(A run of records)

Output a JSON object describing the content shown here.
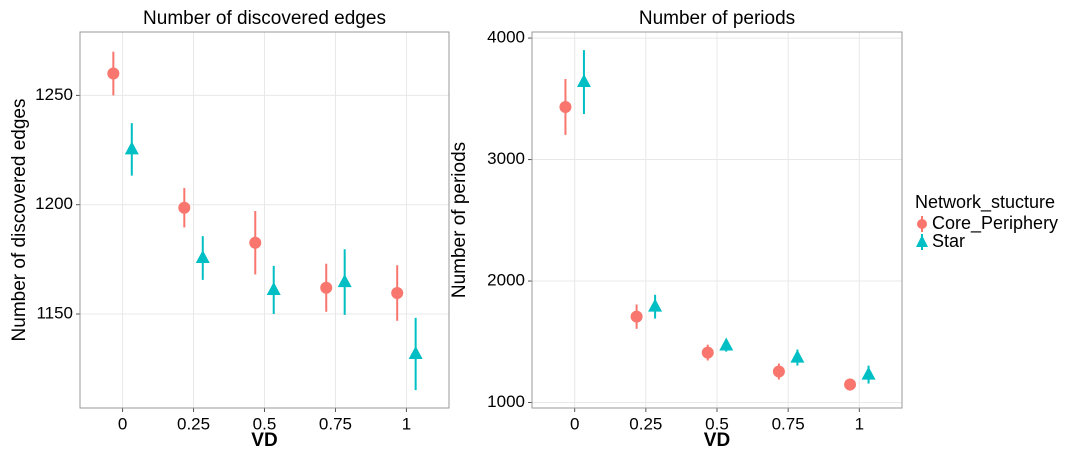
{
  "chart_data": [
    {
      "type": "scatter",
      "title": "Number of discovered edges",
      "x_label": "VD",
      "y_label": "Number of discovered edges",
      "x": [
        0,
        0.25,
        0.5,
        0.75,
        1
      ],
      "xlim": [
        -0.15,
        1.15
      ],
      "xticks": [
        0,
        0.25,
        0.5,
        0.75,
        1
      ],
      "ylim": [
        1107,
        1279
      ],
      "yticks": [
        1150,
        1200,
        1250
      ],
      "grid": true,
      "legend": "right",
      "legend_title": "Network_stucture",
      "series": [
        {
          "name": "Core_Periphery",
          "color": "#F8766D",
          "marker": "circle",
          "values": [
            1260,
            1198.6,
            1182.6,
            1162,
            1159.6
          ],
          "errors": [
            10,
            9,
            14.5,
            11,
            12.7
          ]
        },
        {
          "name": "Star",
          "color": "#00BFC4",
          "marker": "triangle",
          "values": [
            1225.3,
            1175.6,
            1161,
            1164.6,
            1131.7
          ],
          "errors": [
            12,
            10,
            11,
            15,
            16.5
          ]
        }
      ]
    },
    {
      "type": "scatter",
      "title": "Number of periods",
      "x_label": "VD",
      "y_label": "Number of periods",
      "x": [
        0,
        0.25,
        0.5,
        0.75,
        1
      ],
      "xlim": [
        -0.15,
        1.15
      ],
      "xticks": [
        0,
        0.25,
        0.5,
        0.75,
        1
      ],
      "ylim": [
        955,
        4050
      ],
      "yticks": [
        1000,
        2000,
        3000,
        4000
      ],
      "grid": true,
      "series": [
        {
          "color": "#F8766D",
          "marker": "circle",
          "values": [
            3433,
            1707,
            1411,
            1255,
            1148
          ],
          "errors": [
            230,
            100,
            65,
            66,
            50
          ]
        },
        {
          "color": "#00BFC4",
          "marker": "triangle",
          "values": [
            3638,
            1789,
            1469,
            1370,
            1230
          ],
          "errors": [
            263,
            98,
            50,
            66,
            74
          ]
        }
      ]
    }
  ]
}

= YOUR GOAL =
Leave out the pictures and copy everything else in the records word for word.

= RESULT OF THIS EXERCISE =
Output a JSON object describing the content shown here.
{
  "chart_data": [
    {
      "type": "scatter",
      "title": "Number of discovered edges",
      "x_label": "VD",
      "y_label": "Number of discovered edges",
      "x": [
        0,
        0.25,
        0.5,
        0.75,
        1
      ],
      "xlim": [
        -0.15,
        1.15
      ],
      "xticks": [
        0,
        0.25,
        0.5,
        0.75,
        1
      ],
      "ylim": [
        1107,
        1279
      ],
      "yticks": [
        1150,
        1200,
        1250
      ],
      "grid": true,
      "legend": "right",
      "legend_title": "Network_stucture",
      "series": [
        {
          "name": "Core_Periphery",
          "color": "#F8766D",
          "marker": "circle",
          "values": [
            1260,
            1198.6,
            1182.6,
            1162,
            1159.6
          ],
          "errors": [
            10,
            9,
            14.5,
            11,
            12.7
          ]
        },
        {
          "name": "Star",
          "color": "#00BFC4",
          "marker": "triangle",
          "values": [
            1225.3,
            1175.6,
            1161,
            1164.6,
            1131.7
          ],
          "errors": [
            12,
            10,
            11,
            15,
            16.5
          ]
        }
      ]
    },
    {
      "type": "scatter",
      "title": "Number of periods",
      "x_label": "VD",
      "y_label": "Number of periods",
      "x": [
        0,
        0.25,
        0.5,
        0.75,
        1
      ],
      "xlim": [
        -0.15,
        1.15
      ],
      "xticks": [
        0,
        0.25,
        0.5,
        0.75,
        1
      ],
      "ylim": [
        955,
        4050
      ],
      "yticks": [
        1000,
        2000,
        3000,
        4000
      ],
      "grid": true,
      "series": [
        {
          "color": "#F8766D",
          "marker": "circle",
          "values": [
            3433,
            1707,
            1411,
            1255,
            1148
          ],
          "errors": [
            230,
            100,
            65,
            66,
            50
          ]
        },
        {
          "color": "#00BFC4",
          "marker": "triangle",
          "values": [
            3638,
            1789,
            1469,
            1370,
            1230
          ],
          "errors": [
            263,
            98,
            50,
            66,
            74
          ]
        }
      ]
    }
  ]
}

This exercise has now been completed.